Data items
────────────────────
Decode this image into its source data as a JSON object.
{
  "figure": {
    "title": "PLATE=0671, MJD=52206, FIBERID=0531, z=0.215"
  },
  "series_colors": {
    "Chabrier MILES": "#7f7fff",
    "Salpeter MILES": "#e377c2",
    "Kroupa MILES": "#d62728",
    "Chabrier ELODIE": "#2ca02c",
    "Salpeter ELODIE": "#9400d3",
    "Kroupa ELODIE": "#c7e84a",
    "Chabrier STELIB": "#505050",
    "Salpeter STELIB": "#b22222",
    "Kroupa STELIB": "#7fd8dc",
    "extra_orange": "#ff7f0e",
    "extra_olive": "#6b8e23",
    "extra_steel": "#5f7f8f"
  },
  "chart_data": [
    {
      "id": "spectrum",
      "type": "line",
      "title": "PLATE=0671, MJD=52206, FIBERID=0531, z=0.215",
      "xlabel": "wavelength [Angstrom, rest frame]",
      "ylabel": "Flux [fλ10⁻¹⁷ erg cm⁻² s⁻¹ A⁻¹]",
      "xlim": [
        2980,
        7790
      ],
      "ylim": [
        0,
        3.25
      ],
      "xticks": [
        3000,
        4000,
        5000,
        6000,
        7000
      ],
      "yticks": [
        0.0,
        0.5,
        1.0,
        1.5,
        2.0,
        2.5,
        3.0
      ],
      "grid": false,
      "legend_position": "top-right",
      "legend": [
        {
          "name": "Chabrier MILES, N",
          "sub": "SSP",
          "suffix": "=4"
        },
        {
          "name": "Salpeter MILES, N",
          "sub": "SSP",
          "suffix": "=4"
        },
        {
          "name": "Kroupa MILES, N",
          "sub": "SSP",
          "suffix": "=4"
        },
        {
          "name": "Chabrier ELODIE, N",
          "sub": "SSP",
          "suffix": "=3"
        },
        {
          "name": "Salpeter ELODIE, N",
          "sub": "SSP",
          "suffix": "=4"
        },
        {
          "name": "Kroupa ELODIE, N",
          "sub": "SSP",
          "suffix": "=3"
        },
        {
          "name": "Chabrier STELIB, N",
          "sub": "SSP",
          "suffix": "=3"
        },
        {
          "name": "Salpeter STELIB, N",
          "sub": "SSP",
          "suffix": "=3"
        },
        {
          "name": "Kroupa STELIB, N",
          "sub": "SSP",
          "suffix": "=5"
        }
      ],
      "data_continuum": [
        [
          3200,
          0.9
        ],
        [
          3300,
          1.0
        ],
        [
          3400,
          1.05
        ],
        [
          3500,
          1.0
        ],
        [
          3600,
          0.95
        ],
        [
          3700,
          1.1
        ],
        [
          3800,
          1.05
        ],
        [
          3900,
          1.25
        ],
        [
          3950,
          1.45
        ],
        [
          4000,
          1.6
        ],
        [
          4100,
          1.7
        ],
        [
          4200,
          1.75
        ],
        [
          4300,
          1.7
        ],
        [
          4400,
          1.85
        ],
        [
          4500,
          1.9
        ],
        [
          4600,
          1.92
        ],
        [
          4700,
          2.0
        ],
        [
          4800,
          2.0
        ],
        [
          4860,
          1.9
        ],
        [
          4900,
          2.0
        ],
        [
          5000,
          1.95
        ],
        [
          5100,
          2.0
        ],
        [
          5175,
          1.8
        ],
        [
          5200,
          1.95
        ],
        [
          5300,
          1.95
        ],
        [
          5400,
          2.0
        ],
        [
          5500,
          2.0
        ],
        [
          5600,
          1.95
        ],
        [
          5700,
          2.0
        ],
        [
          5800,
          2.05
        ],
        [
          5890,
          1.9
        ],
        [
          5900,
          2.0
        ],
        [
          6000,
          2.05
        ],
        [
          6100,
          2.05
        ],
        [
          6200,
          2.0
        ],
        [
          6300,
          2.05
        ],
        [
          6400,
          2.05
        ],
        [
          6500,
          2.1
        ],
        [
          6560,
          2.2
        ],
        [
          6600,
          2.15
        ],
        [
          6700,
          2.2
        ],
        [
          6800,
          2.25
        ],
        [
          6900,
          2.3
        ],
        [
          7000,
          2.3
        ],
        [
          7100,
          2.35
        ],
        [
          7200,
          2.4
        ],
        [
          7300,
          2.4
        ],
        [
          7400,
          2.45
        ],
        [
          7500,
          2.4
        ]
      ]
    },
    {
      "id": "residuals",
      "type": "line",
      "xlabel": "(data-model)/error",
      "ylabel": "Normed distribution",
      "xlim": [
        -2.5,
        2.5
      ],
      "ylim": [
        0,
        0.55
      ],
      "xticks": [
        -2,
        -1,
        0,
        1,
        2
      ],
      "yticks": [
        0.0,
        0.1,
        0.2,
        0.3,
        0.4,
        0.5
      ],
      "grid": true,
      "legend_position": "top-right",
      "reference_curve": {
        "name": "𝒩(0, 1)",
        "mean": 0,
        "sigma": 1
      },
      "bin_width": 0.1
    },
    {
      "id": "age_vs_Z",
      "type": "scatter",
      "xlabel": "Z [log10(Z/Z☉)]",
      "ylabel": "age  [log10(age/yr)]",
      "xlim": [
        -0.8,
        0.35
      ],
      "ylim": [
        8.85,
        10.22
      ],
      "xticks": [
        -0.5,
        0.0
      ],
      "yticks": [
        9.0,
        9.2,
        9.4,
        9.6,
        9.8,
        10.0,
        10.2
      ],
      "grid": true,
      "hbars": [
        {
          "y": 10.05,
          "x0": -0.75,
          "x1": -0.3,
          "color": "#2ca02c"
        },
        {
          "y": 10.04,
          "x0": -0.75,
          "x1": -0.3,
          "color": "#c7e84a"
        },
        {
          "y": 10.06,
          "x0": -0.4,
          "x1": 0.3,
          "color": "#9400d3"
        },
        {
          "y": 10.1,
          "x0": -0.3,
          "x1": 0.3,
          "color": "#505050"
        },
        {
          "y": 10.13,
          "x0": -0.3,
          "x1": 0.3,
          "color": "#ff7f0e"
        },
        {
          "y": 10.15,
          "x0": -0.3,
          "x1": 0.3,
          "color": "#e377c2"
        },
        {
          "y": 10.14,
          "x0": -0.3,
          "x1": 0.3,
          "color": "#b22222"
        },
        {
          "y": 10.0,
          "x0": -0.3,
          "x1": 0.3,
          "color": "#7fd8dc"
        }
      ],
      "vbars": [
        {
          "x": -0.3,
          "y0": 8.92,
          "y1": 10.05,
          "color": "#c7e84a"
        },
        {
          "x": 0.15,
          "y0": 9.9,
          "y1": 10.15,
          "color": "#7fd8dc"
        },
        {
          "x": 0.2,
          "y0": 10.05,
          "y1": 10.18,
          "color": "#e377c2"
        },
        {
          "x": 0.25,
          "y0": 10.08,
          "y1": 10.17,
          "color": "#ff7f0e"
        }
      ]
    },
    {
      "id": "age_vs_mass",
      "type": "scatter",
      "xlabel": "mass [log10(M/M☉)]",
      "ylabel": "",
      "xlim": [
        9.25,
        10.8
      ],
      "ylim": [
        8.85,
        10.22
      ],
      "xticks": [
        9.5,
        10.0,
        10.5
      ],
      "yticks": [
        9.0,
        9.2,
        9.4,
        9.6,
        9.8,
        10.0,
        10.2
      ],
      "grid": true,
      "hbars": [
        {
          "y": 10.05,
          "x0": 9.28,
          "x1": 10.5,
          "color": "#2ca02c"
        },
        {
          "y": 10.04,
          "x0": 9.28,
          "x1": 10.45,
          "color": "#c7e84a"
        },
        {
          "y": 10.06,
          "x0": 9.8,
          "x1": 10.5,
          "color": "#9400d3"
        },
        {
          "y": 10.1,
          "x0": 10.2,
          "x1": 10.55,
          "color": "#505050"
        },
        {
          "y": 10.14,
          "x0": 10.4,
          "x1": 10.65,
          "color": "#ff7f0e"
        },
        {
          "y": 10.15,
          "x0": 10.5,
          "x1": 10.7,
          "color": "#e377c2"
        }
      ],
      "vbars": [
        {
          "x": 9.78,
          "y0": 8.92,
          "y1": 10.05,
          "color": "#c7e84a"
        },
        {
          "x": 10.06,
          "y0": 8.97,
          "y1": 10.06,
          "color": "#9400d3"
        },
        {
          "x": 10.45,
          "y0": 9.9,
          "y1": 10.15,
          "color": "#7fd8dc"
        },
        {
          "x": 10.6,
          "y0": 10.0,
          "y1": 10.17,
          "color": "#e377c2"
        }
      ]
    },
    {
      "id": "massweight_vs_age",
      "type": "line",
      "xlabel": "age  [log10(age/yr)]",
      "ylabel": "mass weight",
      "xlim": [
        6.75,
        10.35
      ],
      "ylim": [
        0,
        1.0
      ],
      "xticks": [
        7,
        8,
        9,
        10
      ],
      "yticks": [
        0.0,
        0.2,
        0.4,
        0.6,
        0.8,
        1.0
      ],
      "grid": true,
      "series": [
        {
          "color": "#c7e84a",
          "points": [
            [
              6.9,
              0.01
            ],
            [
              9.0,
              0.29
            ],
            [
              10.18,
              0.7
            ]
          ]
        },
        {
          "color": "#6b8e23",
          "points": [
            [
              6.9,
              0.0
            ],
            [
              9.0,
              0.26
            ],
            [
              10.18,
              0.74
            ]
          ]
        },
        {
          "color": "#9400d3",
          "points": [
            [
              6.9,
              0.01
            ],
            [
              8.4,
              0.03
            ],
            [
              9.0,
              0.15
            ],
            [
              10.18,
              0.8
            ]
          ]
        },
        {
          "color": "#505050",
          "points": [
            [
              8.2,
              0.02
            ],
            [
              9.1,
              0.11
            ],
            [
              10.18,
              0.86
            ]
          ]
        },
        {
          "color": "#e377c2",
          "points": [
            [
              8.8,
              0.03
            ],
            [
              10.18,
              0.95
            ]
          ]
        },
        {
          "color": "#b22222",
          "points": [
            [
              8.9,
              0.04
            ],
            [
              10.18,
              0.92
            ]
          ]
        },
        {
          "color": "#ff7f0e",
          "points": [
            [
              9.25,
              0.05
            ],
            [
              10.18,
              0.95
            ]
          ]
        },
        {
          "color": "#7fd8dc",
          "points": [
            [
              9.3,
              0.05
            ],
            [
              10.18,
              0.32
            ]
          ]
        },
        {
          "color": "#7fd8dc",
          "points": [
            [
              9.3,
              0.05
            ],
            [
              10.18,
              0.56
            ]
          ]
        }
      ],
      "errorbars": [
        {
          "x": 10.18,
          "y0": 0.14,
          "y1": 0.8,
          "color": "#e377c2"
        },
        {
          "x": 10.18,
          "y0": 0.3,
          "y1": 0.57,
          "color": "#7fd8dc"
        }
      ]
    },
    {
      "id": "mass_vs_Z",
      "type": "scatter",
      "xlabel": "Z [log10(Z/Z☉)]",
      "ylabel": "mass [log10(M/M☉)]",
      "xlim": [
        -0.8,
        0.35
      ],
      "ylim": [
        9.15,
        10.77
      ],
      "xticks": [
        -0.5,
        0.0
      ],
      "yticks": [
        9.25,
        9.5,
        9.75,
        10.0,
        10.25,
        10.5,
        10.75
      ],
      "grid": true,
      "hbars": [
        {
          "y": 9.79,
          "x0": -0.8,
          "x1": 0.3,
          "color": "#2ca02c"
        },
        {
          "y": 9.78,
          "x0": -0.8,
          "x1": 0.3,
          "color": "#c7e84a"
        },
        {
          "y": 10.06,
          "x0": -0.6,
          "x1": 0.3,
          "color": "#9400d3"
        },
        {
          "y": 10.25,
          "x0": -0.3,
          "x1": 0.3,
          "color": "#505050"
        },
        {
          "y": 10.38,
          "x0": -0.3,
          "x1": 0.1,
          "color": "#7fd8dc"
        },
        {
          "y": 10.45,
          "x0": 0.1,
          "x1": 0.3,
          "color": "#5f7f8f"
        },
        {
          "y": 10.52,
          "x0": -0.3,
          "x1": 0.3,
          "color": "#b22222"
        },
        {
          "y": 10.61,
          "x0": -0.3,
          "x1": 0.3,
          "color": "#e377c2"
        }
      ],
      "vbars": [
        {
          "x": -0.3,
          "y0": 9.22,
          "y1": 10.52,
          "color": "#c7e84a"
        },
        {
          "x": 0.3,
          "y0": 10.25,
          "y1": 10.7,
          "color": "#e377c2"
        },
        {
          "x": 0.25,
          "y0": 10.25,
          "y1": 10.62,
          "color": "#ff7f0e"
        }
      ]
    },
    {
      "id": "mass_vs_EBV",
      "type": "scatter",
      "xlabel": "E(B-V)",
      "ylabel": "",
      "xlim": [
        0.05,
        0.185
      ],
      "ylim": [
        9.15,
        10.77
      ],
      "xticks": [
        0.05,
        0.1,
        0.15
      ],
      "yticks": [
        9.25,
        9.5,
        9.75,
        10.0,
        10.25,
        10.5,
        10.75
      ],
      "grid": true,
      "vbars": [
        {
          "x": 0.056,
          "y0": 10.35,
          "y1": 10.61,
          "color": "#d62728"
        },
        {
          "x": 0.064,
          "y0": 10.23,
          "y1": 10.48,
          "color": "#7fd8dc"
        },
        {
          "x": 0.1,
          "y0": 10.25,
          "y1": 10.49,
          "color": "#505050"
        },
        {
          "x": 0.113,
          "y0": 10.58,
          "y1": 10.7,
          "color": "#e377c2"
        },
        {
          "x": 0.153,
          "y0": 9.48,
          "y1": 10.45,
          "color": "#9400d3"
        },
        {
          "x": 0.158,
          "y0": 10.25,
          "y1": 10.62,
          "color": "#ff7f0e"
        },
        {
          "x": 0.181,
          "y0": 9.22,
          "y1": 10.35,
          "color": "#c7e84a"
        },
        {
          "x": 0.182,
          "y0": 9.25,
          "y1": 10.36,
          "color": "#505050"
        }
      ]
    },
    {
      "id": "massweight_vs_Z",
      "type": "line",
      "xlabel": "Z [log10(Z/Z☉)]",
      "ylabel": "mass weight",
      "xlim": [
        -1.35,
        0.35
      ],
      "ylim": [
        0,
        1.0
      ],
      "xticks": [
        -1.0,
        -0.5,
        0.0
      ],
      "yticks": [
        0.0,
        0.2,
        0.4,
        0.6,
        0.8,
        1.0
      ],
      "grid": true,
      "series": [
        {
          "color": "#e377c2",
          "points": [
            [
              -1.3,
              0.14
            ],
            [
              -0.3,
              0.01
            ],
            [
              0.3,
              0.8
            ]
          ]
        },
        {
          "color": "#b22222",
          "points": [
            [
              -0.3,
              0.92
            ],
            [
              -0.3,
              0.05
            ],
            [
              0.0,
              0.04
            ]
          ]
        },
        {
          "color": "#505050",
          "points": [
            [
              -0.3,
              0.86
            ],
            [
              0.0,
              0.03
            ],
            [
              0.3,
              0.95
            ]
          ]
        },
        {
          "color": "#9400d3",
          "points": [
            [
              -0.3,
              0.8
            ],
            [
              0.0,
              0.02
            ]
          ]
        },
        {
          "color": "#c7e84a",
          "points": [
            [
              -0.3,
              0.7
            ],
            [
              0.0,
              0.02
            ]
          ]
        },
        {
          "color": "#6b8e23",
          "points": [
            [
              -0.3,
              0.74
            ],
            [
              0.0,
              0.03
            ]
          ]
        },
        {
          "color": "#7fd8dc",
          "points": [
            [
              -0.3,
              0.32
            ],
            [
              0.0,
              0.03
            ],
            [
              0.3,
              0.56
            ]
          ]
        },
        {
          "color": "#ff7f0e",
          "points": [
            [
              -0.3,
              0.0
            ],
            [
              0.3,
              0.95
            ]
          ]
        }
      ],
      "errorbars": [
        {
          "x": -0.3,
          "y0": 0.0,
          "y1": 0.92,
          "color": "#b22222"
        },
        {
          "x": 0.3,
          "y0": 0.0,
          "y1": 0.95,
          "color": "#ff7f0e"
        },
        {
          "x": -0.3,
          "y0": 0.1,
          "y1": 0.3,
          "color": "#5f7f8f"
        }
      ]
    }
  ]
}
────────────────────
Note every line above where the string "ylabel" shows up, and copy those lines.

      "ylabel": "Flux [fλ10⁻¹⁷ erg cm⁻² s⁻¹ A⁻¹]",
      "ylabel": "Normed distribution",
      "ylabel": "age  [log10(age/yr)]",
      "ylabel": "",
      "ylabel": "mass weight",
      "ylabel": "mass [log10(M/M☉)]",
      "ylabel": "",
      "ylabel": "mass weight",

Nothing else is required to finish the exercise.